WRITTEN EXERCISE ->
Can the data below be set down again exactly, line for line?

Stored data entries:
/---
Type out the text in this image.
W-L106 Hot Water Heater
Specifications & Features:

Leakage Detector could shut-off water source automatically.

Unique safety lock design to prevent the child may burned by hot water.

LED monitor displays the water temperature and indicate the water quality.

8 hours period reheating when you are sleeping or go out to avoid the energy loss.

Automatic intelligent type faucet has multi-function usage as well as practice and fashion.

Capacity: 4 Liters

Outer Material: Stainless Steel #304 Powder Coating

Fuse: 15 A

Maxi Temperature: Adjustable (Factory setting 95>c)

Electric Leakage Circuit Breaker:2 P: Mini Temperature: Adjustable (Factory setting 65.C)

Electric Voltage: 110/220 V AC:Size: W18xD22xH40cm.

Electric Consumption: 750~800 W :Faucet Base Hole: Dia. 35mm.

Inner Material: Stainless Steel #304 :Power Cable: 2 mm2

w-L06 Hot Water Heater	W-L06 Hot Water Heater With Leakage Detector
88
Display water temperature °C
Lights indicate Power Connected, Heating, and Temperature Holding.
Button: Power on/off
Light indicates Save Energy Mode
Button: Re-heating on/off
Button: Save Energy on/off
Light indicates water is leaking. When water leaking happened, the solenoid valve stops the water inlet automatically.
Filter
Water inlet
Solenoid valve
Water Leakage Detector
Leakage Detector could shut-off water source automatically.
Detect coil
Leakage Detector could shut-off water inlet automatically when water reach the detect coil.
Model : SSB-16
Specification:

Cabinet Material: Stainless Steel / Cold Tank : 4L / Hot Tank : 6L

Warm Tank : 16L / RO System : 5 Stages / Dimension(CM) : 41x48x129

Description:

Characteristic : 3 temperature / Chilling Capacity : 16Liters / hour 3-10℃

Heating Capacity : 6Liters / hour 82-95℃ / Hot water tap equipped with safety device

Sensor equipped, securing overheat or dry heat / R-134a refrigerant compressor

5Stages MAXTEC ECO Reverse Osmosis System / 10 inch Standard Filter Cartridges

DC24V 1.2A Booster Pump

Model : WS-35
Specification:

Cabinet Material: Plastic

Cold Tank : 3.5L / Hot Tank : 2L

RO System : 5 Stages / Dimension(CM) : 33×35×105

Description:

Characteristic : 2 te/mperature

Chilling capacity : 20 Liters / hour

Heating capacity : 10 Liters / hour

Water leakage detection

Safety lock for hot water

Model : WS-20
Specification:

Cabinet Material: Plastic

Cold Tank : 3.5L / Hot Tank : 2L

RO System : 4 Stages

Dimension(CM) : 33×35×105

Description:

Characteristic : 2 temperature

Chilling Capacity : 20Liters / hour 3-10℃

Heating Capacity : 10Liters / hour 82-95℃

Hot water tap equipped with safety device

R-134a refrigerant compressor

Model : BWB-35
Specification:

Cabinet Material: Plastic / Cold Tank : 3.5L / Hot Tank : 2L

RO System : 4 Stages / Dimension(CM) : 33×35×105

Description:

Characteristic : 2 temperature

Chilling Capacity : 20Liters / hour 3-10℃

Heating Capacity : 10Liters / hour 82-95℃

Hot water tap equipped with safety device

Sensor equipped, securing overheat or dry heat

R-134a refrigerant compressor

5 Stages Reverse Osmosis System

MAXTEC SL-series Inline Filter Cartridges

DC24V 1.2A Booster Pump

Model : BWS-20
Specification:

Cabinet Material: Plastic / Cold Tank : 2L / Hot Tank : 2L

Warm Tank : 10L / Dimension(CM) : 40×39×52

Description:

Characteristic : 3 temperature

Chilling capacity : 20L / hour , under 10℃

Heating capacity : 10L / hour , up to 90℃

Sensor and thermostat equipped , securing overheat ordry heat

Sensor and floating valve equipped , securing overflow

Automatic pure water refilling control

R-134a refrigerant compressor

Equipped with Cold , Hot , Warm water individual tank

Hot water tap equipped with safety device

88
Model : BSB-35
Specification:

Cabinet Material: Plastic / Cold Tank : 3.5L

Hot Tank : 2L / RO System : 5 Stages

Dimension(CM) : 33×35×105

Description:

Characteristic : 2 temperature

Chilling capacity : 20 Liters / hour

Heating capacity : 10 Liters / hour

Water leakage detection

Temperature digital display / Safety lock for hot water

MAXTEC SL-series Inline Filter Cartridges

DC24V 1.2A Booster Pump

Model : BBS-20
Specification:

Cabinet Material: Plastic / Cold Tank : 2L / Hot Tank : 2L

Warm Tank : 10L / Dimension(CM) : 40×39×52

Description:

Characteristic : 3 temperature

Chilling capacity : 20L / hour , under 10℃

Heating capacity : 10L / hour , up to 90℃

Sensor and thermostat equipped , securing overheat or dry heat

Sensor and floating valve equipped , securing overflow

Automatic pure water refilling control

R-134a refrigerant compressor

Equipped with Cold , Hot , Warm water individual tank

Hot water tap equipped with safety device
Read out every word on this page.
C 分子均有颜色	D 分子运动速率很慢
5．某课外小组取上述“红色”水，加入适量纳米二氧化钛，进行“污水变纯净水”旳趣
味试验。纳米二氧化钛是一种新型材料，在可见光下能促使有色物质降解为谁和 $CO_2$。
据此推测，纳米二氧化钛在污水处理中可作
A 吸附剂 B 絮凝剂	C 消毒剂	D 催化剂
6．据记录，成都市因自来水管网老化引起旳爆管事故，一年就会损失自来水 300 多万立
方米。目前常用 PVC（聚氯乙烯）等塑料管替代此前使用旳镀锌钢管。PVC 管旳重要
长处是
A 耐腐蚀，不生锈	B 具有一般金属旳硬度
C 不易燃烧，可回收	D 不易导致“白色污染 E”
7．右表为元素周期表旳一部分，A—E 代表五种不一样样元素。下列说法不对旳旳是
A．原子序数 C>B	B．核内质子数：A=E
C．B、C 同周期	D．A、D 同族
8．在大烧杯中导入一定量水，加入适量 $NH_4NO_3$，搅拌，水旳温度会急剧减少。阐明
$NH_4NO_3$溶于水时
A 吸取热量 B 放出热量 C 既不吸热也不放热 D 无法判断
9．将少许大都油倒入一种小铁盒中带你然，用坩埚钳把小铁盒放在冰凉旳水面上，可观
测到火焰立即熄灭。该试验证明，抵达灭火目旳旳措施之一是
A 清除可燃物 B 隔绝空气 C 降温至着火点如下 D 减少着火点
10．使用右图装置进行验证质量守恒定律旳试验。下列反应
\---
PROBLEM SOLUTION ->
Type out the text in this image.
W-L106 Hot Water Heater
Specifications & Features:

Leakage Detector could shut-off water source automatically.

Unique safety lock design to prevent the child may burned by hot water.

LED monitor displays the water temperature and indicate the water quality.

8 hours period reheating when you are sleeping or go out to avoid the energy loss.

Automatic intelligent type faucet has multi-function usage as well as practice and fashion.

Capacity: 4 Liters

Outer Material: Stainless Steel #304 Powder Coating

Fuse: 15 A

Maxi Temperature: Adjustable (Factory setting 95>c)

Electric Leakage Circuit Breaker:2 P: Mini Temperature: Adjustable (Factory setting 65.C)

Electric Voltage: 110/220 V AC:Size: W18xD22xH40cm.

Electric Consumption: 750~800 W :Faucet Base Hole: Dia. 35mm.

Inner Material: Stainless Steel #304 :Power Cable: 2 mm2

w-L06 Hot Water Heater	W-L06 Hot Water Heater With Leakage Detector
88
Display water temperature °C
Lights indicate Power Connected, Heating, and Temperature Holding.
Button: Power on/off
Light indicates Save Energy Mode
Button: Re-heating on/off
Button: Save Energy on/off
Light indicates water is leaking. When water leaking happened, the solenoid valve stops the water inlet automatically.
Filter
Water inlet
Solenoid valve
Water Leakage Detector
Leakage Detector could shut-off water source automatically.
Detect coil
Leakage Detector could shut-off water inlet automatically when water reach the detect coil.
Model : SSB-16
Specification:

Cabinet Material: Stainless Steel / Cold Tank : 4L / Hot Tank : 6L

Warm Tank : 16L / RO System : 5 Stages / Dimension(CM) : 41x48x129

Description:

Characteristic : 3 temperature / Chilling Capacity : 16Liters / hour 3-10℃

Heating Capacity : 6Liters / hour 82-95℃ / Hot water tap equipped with safety device

Sensor equipped, securing overheat or dry heat / R-134a refrigerant compressor

5Stages MAXTEC ECO Reverse Osmosis System / 10 inch Standard Filter Cartridges

DC24V 1.2A Booster Pump

Model : WS-35
Specification:

Cabinet Material: Plastic

Cold Tank : 3.5L / Hot Tank : 2L

RO System : 5 Stages / Dimension(CM) : 33×35×105

Description:

Characteristic : 2 te/mperature

Chilling capacity : 20 Liters / hour

Heating capacity : 10 Liters / hour

Water leakage detection

Safety lock for hot water

Model : WS-20
Specification:

Cabinet Material: Plastic

Cold Tank : 3.5L / Hot Tank : 2L

RO System : 4 Stages

Dimension(CM) : 33×35×105

Description:

Characteristic : 2 temperature

Chilling Capacity : 20Liters / hour 3-10℃

Heating Capacity : 10Liters / hour 82-95℃

Hot water tap equipped with safety device

R-134a refrigerant compressor

Model : BWB-35
Specification:

Cabinet Material: Plastic / Cold Tank : 3.5L / Hot Tank : 2L

RO System : 4 Stages / Dimension(CM) : 33×35×105

Description:

Characteristic : 2 temperature

Chilling Capacity : 20Liters / hour 3-10℃

Heating Capacity : 10Liters / hour 82-95℃

Hot water tap equipped with safety device

Sensor equipped, securing overheat or dry heat

R-134a refrigerant compressor

5 Stages Reverse Osmosis System

MAXTEC SL-series Inline Filter Cartridges

DC24V 1.2A Booster Pump

Model : BWS-20
Specification:

Cabinet Material: Plastic / Cold Tank : 2L / Hot Tank : 2L

Warm Tank : 10L / Dimension(CM) : 40×39×52

Description:

Characteristic : 3 temperature

Chilling capacity : 20L / hour , under 10℃

Heating capacity : 10L / hour , up to 90℃

Sensor and thermostat equipped , securing overheat ordry heat

Sensor and floating valve equipped , securing overflow

Automatic pure water refilling control

R-134a refrigerant compressor

Equipped with Cold , Hot , Warm water individual tank

Hot water tap equipped with safety device

88
Model : BSB-35
Specification:

Cabinet Material: Plastic / Cold Tank : 3.5L

Hot Tank : 2L / RO System : 5 Stages

Dimension(CM) : 33×35×105

Description:

Characteristic : 2 temperature

Chilling capacity : 20 Liters / hour

Heating capacity : 10 Liters / hour

Water leakage detection

Temperature digital display / Safety lock for hot water

MAXTEC SL-series Inline Filter Cartridges

DC24V 1.2A Booster Pump

Model : BBS-20
Specification:

Cabinet Material: Plastic / Cold Tank : 2L / Hot Tank : 2L

Warm Tank : 10L / Dimension(CM) : 40×39×52

Description:

Characteristic : 3 temperature

Chilling capacity : 20L / hour , under 10℃

Heating capacity : 10L / hour , up to 90℃

Sensor and thermostat equipped , securing overheat or dry heat

Sensor and floating valve equipped , securing overflow

Automatic pure water refilling control

R-134a refrigerant compressor

Equipped with Cold , Hot , Warm water individual tank

Hot water tap equipped with safety device
Read out every word on this page.
C 分子均有颜色	D 分子运动速率很慢
5．某课外小组取上述“红色”水，加入适量纳米二氧化钛，进行“污水变纯净水”旳趣
味试验。纳米二氧化钛是一种新型材料，在可见光下能促使有色物质降解为谁和 $CO_2$。
据此推测，纳米二氧化钛在污水处理中可作
A 吸附剂 B 絮凝剂	C 消毒剂	D 催化剂
6．据记录，成都市因自来水管网老化引起旳爆管事故，一年就会损失自来水 300 多万立
方米。目前常用 PVC（聚氯乙烯）等塑料管替代此前使用旳镀锌钢管。PVC 管旳重要
长处是
A 耐腐蚀，不生锈	B 具有一般金属旳硬度
C 不易燃烧，可回收	D 不易导致“白色污染 E”
7．右表为元素周期表旳一部分，A—E 代表五种不一样样元素。下列说法不对旳旳是
A．原子序数 C>B	B．核内质子数：A=E
C．B、C 同周期	D．A、D 同族
8．在大烧杯中导入一定量水，加入适量 $NH_4NO_3$，搅拌，水旳温度会急剧减少。阐明
$NH_4NO_3$溶于水时
A 吸取热量 B 放出热量 C 既不吸热也不放热 D 无法判断
9．将少许大都油倒入一种小铁盒中带你然，用坩埚钳把小铁盒放在冰凉旳水面上，可观
测到火焰立即熄灭。该试验证明，抵达灭火目旳旳措施之一是
A 清除可燃物 B 隔绝空气 C 降温至着火点如下 D 减少着火点
10．使用右图装置进行验证质量守恒定律旳试验。下列反应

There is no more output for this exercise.